BEGIN Supplied data
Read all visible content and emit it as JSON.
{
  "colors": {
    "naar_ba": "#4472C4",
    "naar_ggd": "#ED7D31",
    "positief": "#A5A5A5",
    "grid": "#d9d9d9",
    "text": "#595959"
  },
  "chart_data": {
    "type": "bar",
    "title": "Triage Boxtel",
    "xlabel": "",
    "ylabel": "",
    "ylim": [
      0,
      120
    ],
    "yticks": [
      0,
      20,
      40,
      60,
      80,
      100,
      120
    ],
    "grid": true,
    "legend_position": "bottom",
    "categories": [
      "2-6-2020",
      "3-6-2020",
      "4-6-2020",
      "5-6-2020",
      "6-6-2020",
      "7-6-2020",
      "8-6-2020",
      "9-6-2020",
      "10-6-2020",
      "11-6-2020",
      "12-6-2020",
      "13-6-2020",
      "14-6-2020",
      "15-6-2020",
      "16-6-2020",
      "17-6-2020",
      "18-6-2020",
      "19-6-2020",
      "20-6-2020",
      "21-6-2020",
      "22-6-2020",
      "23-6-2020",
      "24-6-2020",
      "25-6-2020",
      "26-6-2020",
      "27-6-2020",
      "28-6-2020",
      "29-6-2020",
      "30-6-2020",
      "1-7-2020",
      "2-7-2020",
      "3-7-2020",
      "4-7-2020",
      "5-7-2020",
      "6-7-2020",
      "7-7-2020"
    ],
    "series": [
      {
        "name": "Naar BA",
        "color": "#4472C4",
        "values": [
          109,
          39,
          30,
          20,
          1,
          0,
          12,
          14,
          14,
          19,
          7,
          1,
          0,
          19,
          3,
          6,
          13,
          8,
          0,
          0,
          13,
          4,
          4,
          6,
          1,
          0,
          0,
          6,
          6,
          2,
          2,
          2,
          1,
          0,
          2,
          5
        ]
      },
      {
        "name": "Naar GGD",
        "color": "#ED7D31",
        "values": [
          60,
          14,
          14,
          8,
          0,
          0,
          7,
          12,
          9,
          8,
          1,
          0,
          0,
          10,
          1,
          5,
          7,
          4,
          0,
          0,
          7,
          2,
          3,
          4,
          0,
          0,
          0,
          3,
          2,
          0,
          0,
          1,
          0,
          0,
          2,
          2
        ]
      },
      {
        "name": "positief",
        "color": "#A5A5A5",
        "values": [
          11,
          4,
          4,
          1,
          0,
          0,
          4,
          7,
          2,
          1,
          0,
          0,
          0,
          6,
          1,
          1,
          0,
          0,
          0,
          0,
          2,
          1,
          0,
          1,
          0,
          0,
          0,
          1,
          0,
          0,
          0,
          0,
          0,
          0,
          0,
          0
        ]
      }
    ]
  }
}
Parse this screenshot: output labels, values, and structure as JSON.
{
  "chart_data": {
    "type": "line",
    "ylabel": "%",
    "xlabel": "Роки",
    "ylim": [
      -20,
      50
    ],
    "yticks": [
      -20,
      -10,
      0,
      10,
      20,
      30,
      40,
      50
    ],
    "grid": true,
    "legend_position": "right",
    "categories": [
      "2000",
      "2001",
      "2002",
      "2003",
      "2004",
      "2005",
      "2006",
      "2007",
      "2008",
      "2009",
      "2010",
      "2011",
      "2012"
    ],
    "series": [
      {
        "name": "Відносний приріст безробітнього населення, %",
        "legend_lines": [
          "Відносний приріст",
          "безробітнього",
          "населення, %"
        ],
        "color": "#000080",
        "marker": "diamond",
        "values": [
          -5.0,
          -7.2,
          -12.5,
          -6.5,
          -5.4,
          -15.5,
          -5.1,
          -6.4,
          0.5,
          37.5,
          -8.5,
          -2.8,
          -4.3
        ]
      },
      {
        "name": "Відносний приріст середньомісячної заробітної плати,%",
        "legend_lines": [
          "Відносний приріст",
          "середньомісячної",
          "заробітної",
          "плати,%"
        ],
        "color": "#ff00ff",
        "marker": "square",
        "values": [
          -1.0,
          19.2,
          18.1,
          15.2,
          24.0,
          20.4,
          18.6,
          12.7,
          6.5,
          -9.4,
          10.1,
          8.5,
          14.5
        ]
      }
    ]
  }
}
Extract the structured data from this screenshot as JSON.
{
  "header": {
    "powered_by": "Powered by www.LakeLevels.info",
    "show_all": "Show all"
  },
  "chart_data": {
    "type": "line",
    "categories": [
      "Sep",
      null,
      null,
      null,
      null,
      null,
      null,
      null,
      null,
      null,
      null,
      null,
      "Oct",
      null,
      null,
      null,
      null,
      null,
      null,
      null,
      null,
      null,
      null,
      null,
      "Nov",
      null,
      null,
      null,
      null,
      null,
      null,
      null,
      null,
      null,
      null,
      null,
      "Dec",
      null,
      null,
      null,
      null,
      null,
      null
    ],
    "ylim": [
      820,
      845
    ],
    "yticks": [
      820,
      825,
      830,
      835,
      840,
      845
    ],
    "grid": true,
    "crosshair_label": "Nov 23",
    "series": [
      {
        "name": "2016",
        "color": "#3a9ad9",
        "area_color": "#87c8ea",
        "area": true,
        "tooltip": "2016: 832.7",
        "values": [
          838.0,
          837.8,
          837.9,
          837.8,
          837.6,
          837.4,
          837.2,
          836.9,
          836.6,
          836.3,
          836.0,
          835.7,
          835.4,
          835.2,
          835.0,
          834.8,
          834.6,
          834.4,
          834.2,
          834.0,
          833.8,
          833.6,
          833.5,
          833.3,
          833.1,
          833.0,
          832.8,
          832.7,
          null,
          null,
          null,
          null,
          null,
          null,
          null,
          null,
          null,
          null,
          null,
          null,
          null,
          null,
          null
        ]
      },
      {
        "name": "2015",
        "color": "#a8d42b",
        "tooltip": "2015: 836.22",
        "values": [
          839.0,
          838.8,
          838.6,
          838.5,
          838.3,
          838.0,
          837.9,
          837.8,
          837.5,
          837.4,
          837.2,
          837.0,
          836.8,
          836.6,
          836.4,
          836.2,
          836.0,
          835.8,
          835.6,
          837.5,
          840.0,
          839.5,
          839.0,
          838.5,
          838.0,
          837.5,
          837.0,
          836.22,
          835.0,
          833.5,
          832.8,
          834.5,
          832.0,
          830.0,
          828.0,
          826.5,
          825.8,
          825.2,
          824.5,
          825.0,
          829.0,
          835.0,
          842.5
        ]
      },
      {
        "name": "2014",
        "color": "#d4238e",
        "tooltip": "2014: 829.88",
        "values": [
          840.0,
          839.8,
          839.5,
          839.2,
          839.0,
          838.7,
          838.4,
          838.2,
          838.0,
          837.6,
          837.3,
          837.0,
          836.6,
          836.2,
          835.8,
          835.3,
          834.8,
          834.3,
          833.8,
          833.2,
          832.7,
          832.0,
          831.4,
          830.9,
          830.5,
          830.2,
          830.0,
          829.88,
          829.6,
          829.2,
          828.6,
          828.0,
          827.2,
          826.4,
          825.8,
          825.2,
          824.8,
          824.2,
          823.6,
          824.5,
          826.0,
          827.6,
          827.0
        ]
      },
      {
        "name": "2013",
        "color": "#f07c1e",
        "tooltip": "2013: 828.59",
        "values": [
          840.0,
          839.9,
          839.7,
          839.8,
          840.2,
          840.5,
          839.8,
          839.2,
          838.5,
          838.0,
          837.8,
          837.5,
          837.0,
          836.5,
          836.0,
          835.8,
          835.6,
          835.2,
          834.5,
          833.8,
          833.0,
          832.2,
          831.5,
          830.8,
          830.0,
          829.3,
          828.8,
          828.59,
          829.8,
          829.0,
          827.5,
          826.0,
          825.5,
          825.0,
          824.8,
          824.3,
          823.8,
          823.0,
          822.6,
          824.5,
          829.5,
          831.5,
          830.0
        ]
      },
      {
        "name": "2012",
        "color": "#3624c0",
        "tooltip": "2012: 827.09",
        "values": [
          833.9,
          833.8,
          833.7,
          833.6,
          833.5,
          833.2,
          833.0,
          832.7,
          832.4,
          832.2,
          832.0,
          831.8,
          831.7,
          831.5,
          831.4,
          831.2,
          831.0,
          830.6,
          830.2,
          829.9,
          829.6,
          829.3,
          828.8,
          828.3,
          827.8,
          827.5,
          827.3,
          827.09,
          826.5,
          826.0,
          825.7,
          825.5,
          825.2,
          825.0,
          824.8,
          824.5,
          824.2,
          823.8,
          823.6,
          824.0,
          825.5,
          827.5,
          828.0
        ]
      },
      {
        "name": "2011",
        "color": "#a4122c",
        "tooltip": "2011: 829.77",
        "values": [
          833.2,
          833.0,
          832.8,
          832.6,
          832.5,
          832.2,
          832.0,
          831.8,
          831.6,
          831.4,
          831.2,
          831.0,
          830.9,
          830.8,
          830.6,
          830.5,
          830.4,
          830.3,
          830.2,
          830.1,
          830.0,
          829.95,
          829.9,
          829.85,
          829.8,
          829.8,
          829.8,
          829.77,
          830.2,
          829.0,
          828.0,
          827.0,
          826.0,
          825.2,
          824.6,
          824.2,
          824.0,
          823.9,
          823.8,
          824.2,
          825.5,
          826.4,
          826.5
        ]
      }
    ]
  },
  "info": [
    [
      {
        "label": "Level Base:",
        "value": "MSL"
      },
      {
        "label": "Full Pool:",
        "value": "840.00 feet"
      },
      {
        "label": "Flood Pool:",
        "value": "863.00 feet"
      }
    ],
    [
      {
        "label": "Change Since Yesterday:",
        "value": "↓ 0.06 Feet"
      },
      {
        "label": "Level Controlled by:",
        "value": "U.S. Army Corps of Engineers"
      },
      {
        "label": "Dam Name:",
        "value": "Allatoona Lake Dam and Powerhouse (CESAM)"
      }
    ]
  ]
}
END Supplied data
**Problem requirements:**
The answer must consist solely of the number of lines in the entries that contain the word "this".

**Output:**
2